### Chart and figure data
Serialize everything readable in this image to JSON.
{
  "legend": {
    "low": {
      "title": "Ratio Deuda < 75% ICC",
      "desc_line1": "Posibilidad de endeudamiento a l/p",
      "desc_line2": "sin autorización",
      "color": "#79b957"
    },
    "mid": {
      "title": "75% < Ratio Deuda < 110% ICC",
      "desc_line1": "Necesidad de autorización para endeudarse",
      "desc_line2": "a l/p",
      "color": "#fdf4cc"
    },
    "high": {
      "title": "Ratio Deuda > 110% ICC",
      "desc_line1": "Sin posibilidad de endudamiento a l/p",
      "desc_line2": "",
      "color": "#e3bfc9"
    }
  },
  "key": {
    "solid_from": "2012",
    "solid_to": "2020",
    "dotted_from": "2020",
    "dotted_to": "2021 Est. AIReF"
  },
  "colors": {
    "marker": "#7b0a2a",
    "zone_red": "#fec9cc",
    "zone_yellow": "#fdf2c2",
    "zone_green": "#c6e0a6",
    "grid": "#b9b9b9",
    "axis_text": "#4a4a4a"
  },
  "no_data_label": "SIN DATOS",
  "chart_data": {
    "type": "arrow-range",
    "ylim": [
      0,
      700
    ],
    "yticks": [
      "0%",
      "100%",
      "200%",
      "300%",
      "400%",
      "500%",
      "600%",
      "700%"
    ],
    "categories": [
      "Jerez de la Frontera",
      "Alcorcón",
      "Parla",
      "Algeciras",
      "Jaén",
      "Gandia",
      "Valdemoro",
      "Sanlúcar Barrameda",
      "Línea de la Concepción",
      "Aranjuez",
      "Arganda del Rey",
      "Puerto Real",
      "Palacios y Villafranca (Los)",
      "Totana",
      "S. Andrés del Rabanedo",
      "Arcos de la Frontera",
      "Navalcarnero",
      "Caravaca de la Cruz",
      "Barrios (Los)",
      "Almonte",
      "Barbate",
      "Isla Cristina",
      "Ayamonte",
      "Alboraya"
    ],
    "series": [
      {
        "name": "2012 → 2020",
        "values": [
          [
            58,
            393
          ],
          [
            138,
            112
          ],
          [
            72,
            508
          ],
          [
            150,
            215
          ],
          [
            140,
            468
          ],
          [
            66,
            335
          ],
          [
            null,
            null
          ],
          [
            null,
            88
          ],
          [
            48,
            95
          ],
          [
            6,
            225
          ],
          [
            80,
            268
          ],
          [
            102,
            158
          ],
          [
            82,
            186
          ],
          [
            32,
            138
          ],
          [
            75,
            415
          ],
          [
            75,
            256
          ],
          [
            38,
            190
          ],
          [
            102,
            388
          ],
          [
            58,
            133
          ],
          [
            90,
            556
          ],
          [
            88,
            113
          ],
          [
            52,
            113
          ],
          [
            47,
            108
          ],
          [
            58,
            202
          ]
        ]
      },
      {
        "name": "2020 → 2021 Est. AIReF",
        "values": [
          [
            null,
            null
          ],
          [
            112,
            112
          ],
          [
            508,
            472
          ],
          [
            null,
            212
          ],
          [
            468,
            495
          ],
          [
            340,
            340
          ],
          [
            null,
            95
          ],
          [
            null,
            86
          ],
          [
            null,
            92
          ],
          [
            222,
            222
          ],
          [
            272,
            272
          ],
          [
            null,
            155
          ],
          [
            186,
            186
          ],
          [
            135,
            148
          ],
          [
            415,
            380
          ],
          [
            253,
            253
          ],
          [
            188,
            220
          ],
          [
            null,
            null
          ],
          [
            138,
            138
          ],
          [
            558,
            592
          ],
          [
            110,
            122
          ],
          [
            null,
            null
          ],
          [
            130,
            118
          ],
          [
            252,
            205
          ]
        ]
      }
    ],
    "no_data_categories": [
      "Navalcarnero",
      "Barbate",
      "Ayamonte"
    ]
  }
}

### JOB
Work out how many lines in the records above contain the word "AIReF", and reply with that number alone.

### TASK OUTPUT
2